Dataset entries

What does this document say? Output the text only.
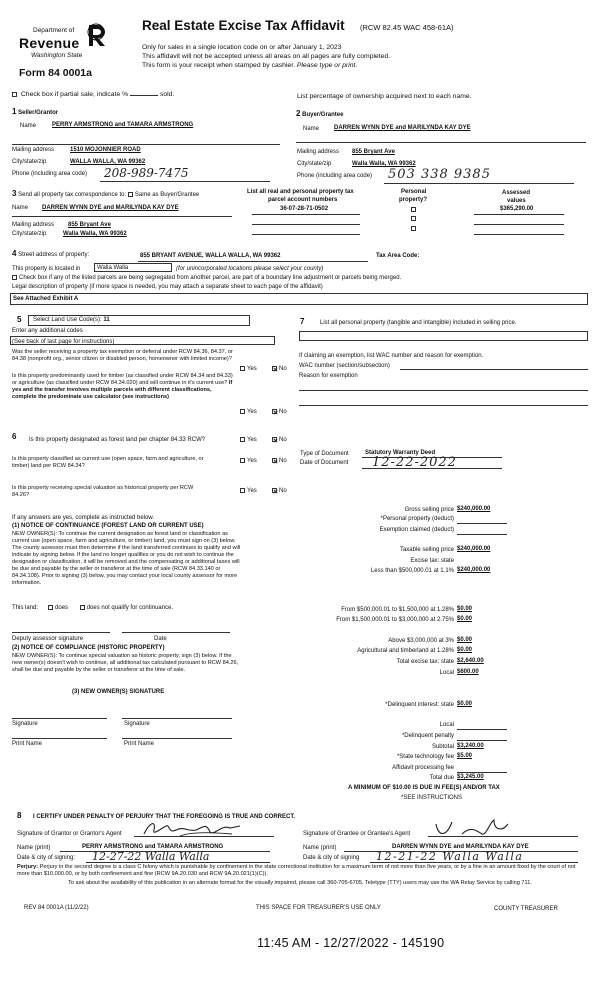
Department of
Revenue
Washington State
Form 84 0001a
Real Estate Excise Tax Affidavit (RCW 82.45 WAC 458-61A)
Only for sales in a single location code on or after January 1, 2023
This affidavit will not be accepted unless all areas on all pages are fully completed.
This form is your receipt when stamped by cashier. Please type or print.
Check box if partial sale, indicate %	sold.	List percentage of ownership acquired next to each name.
1 Seller/Grantor
Name	PERRY ARMSTRONG and TAMARA ARMSTRONG
Mailing address	1510 MOJONNIER ROAD
City/state/zip	WALLA WALLA, WA 99362
Phone (including area code) 208-989-7475
2 Buyer/Grantee
Name DARREN WYNN DYE and MARILYNDA KAY DYE
Mailing address 855 Bryant Ave
City/state/zip	Walla Walla, WA 99362
Phone (including area code) 503 338 9385
3 Send all property tax correspondence to: Same as Buyer/Grantee
Name DARREN WYNN DYE and MARILYNDA KAY DYE
Mailing address 855 Bryant Ave
City/state/zip	Walla Walla, WA 99362
List all real and personal property tax
parcel account numbers
36-07-28-71-0502
Personal
property?
Assessed
values
$365,290.00
4 Street address of property:	855 BRYANT AVENUE, WALLA WALLA, WA 99362	Tax Area Code:
This property is located in	Walla Walla	(for unincorporated locations please select your county)
Check box if any of the listed parcels are being segregated from another parcel, are part of a boundary line adjustment or parcels being merged.
Legal description of property (if more space is needed, you may attach a separate sheet to each page of the affidavit)
See Attached Exhibit A
5 Select Land Use Code(s): 11
Enter any additional codes
(See back of last page for instructions)
Was the seller receiving a property tax exemption or deferral under RCW 84.36, 84.37, or 84.38 (nonprofit org., senior citizen or disabled person, homeowner with limited income)?
Yes	No
Is this property predominantly used for timber (as classified under RCW 84.34 and 84.33) or agriculture (as classified under RCW 84.34.020) and will continue in it's current use? If yes and the transfer involves multiple parcels with different classifications, complete the predominate use calculator (see instructions)
Yes	No
7	List all personal property (tangible and intangible) included in selling price.
If claiming an exemption, list WAC number and reason for exemption.
WAC number (section/subsection)
Reason for exemption
6 Is this property designated as forest land per chapter 84.33 RCW?	Yes	No
Is this property classified as current use (open space, farm and agriculture, or timber) land per RCW 84.34?
Yes	No
Is this property receiving special valuation as historical property per RCW 84.26?
Yes	No
Type of Document	Statutory Warranty Deed
Date of Document 12-22-2022
If any answers are yes, complete as instructed below.
(1) NOTICE OF CONTINUANCE (FOREST LAND OR CURRENT USE)
NEW OWNER(S): To continue the current designation as forest land or classification as current use (open space, farm and agriculture, or timber) land, you must sign on (3) below. The county assessor must then determine if the land transferred continues to qualify and will indicate by signing below. If the land no longer qualifies or you do not wish to continue the designation or classification, it will be removed and the compensating or additional taxes will be due and payable by the seller or transferor at the time of sale (RCW 84.33.140 or 84.34.108). Prior to signing (3) below, you may contact your local county assessor for more information.
This land:	does	does not qualify for continuance.
Deputy assessor signature	Date
(2) NOTICE OF COMPLIANCE (HISTORIC PROPERTY)
NEW OWNER(S): To continue special valuation as historic property, sign (3) below. If the new owner(s) doesn't wish to continue, all additional tax calculated pursuant to RCW 84.26, shall be due and payable by the seller or transferor at the time of sale.
(3) NEW OWNER(S) SIGNATURE
Signature	Signature
Print Name	Print Name
Gross selling price $240,000.00
*Personal property (deduct)
Exemption claimed (deduct)
Taxable selling price $240,000.00
Excise tax: state
Less than $500,000.01 at 1.1% $240,000.00
From $500,000.01 to $1,500,000 at 1.28% $0.00
From $1,500,000.01 to $3,000,000 at 2.75% $0.00
Above $3,000,000 at 3% $0.00
Agricultural and timberland at 1.28% $0.00
Total excise tax: state $2,640.00
Local $600.00
*Delinquent interest: state $0.00
Local
*Delinquent penalty
Subtotal $3,240.00
*State technology fee $5.00
Affidavit processing fee
Total due $3,245.00
A MINIMUM OF $10.00 IS DUE IN FEE(S) AND/OR TAX
*SEE INSTRUCTIONS
8 I CERTIFY UNDER PENALTY OF PERJURY THAT THE FOREGOING IS TRUE AND CORRECT.
Signature of Grantor or Grantor's Agent	Signature of Grantee or Grantee's Agent
Name (print)	PERRY ARMSTRONG and TAMARA ARMSTRONG	Name (print)	DARREN WYNN DYE and MARILYNDA KAY DYE
Date & city of signing: 12-27-22 Walla Walla	Date & city of signing 12-21-22 Walla Walla
Perjury: Perjury in the second degree is a class C felony which is punishable by confinement in the state correctional institution for a maximum term of not more than five years, or by a fine in an amount fixed by the court of not more than $10,000.00, or by both confinement and fine (RCW 9A.20.030 and RCW 9A.20.021(1)(C)).
To ask about the availability of this publication in an alternate format for the visually impaired, please call 360-705-6705. Teletype (TTY) users may use the WA Relay Service by calling 711.
REV 84 0001A (11/2/22)	THIS SPACE FOR TREASURER'S USE ONLY	COUNTY TREASURER
11:45 AM - 12/27/2022 - 145190
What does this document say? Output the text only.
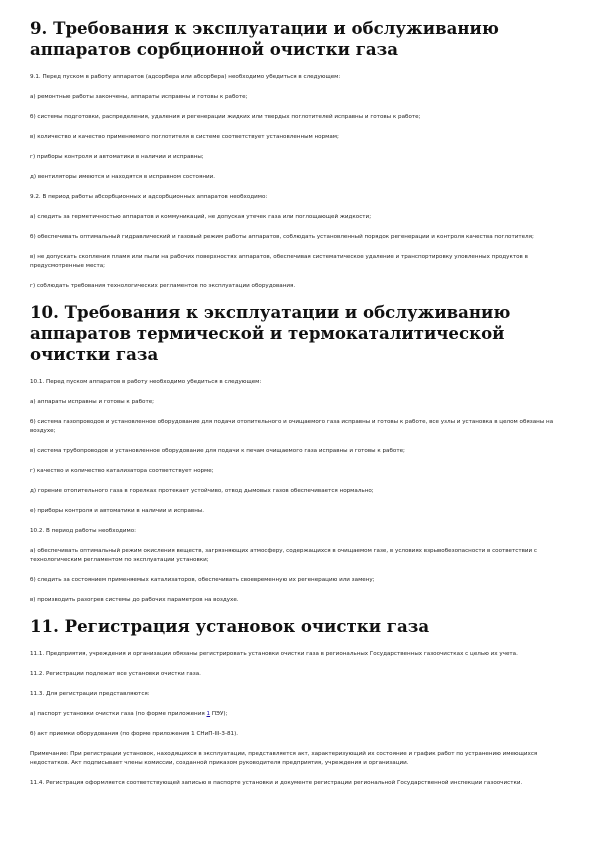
9. Требования к эксплуатации и обслуживанию аппаратов сорбционной очистки газа

9.1. Перед пуском в работу аппаратов (адсорбера или абсорбера) необходимо убедиться в следующем:

а) ремонтные работы закончены, аппараты исправны и готовы к работе;

б) системы подготовки, распределения, удаления и регенерации жидких или твердых поглотителей исправны и готовы к работе;

в) количество и качество применяемого поглотителя в системе соответствует установленным нормам;

г) приборы контроля и автоматики в наличии и исправны;

д) вентиляторы имеются и находятся в исправном состоянии.

9.2. В период работы абсорбционных и адсорбционных аппаратов необходимо:

а) следить за герметичностью аппаратов и коммуникаций, не допуская утечек газа или поглощающей жидкости;

б) обеспечивать оптимальный гидравлический и газовый режим работы аппаратов, соблюдать установленный порядок регенерации и контроля качества поглотителя;

в) не допускать скопления пламя или пыли на рабочих поверхностях аппаратов, обеспечивая систематическое удаление и транспортировку уловленных продуктов в предусмотренные места;

г) соблюдать требования технологических регламентов по эксплуатации оборудования.

10. Требования к эксплуатации и обслуживанию аппаратов термической и термокаталитической очистки газа

10.1. Перед пуском аппаратов в работу необходимо убедиться в следующем:

а) аппараты исправны и готовы к работе;

б) система газопроводов и установленное оборудование для подачи отопительного и очищаемого газа исправны и готовы к работе, все узлы и установка в целом обязаны на воздухе;

в) система трубопроводов и установленное оборудование для подачи к печам очищаемого газа исправны и готовы к работе;

г) качество и количество катализатора соответствует норме;

д) горение отопительного газа в горелках протекает устойчиво, отвод дымовых газов обеспечивается нормально;

е) приборы контроля и автоматики в наличии и исправны.

10.2. В период работы необходимо:

а) обеспечивать оптимальный режим окисления веществ, загрязняющих атмосферу, содержащихся в очищаемом газе, в условиях взрывобезопасности в соответствии с технологическим регламентом по эксплуатации установки;

б) следить за состоянием применяемых катализаторов, обеспечивать своевременную их регенерацию или замену;

в) производить разогрев системы до рабочих параметров на воздухе.

11. Регистрация установок очистки газа

11.1. Предприятия, учреждения и организации обязаны регистрировать установки очистки газа в региональных Государственных газоочистках с целью их учета.

11.2. Регистрации подлежат все установки очистки газа.

11.3. Для регистрации представляются:

а) паспорт установки очистки газа (по форме приложения 1 ПЭУ);

б) акт приемки оборудования (по форме приложения 1 СНиП-III-3-81).

Примечание: При регистрации установок, находящихся в эксплуатации, представляется акт, характеризующий их состояние и график работ по устранению имеющихся недостатков. Акт подписывает члены комиссии, созданной приказом руководителя предприятия, учреждения и организации.

11.4. Регистрация оформляется соответствующей записью в паспорте установки и документе регистрации региональной Государственной инспекции газоочистки.
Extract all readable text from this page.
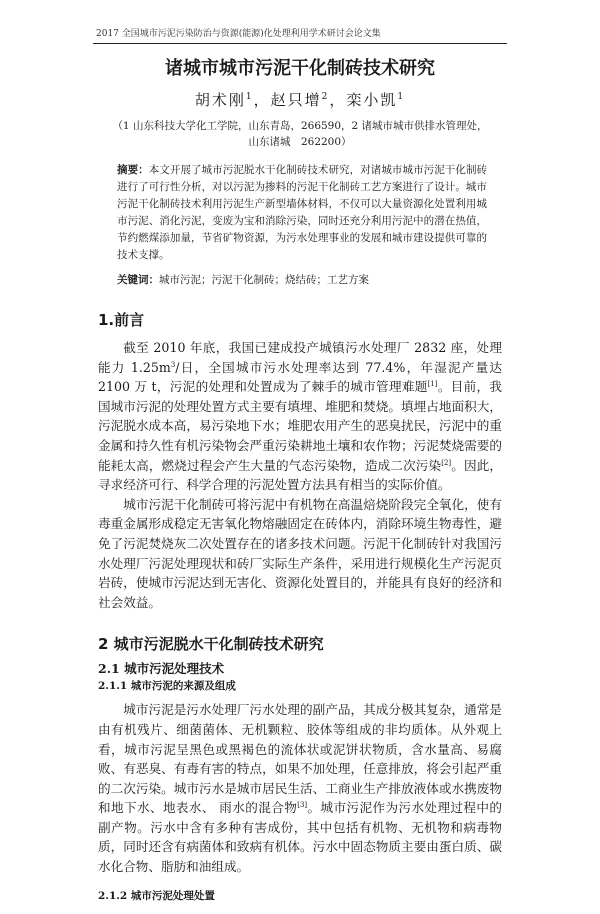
2017 全国城市污泥污染防治与资源(能源)化处理利用学术研讨会论文集
诸城市城市污泥干化制砖技术研究
胡术刚$^1$，赵只增$^2$，栾小凯$^1$
（1 山东科技大学化工学院，山东青岛，266590，2 诸城市城市供排水管理处，山东诸城　262200）
摘要：本文开展了城市污泥脱水干化制砖技术研究，对诸城市城市污泥干化制砖进行了可行性分析，对以污泥为掺料的污泥干化制砖工艺方案进行了设计。城市污泥干化制砖技术利用污泥生产新型墙体材料，不仅可以大量资源化处置利用城市污泥、消化污泥，变废为宝和消除污染，同时还充分利用污泥中的潜在热值，节约燃煤添加量，节省矿物资源，为污水处理事业的发展和城市建设提供可靠的技术支撑。
关键词：城市污泥；污泥干化制砖；烧结砖；工艺方案
1.前言

截至 2010 年底，我国已建成投产城镇污水处理厂 2832 座，处理能力 $1.25m^3/$日，全国城市污水处理率达到 77.4%，年湿泥产量达 2100 万 t，污泥的处理和处置成为了棘手的城市管理难题[1]。目前，我国城市污泥的处理处置方式主要有填埋、堆肥和焚烧。填埋占地面积大，污泥脱水成本高，易污染地下水；堆肥农用产生的恶臭扰民，污泥中的重金属和持久性有机污染物会严重污染耕地土壤和农作物；污泥焚烧需要的能耗太高，燃烧过程会产生大量的气态污染物，造成二次污染[2]。因此，寻求经济可行、科学合理的污泥处置方法具有相当的实际价值。

城市污泥干化制砖可将污泥中有机物在高温焙烧阶段完全氧化，使有毒重金属形成稳定无害氧化物熔融固定在砖体内，消除环境生物毒性，避免了污泥焚烧灰二次处置存在的诸多技术问题。污泥干化制砖针对我国污水处理厂污泥处理现状和砖厂实际生产条件，采用进行规模化生产污泥页岩砖，使城市污泥达到无害化、资源化处置目的，并能具有良好的经济和社会效益。

2 城市污泥脱水干化制砖技术研究
2.1 城市污泥处理技术
2.1.1 城市污泥的来源及组成

城市污泥是污水处理厂污水处理的副产品，其成分极其复杂，通常是由有机残片、细菌菌体、无机颗粒、胶体等组成的非均质体。从外观上看，城市污泥呈黑色或黑褐色的流体状或泥饼状物质，含水量高、易腐败、有恶臭、有毒有害的特点，如果不加处理，任意排放，将会引起严重的二次污染。城市污水是城市居民生活、工商业生产排放液体或水携废物和地下水、地表水、 雨水的混合物[3]。城市污泥作为污水处理过程中的副产物。污水中含有多种有害成份，其中包括有机物、无机物和病毒物质，同时还含有病菌体和致病有机体。污水中固态物质主要由蛋白质、碳水化合物、脂肪和油组成。

2.1.2 城市污泥处理处置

§ Exercise goal
Scan the listing above for the word "подачи" and copy every line that holds it.

§ Result of this task
б) система газопроводов и установленное оборудование для подачи отопительного и очищаемого газа исправны и готовы к работе, все узлы и установка в целом обязаны на воздухе;
в) система трубопроводов и установленное оборудование для подачи к печам очищаемого газа исправны и готовы к работе;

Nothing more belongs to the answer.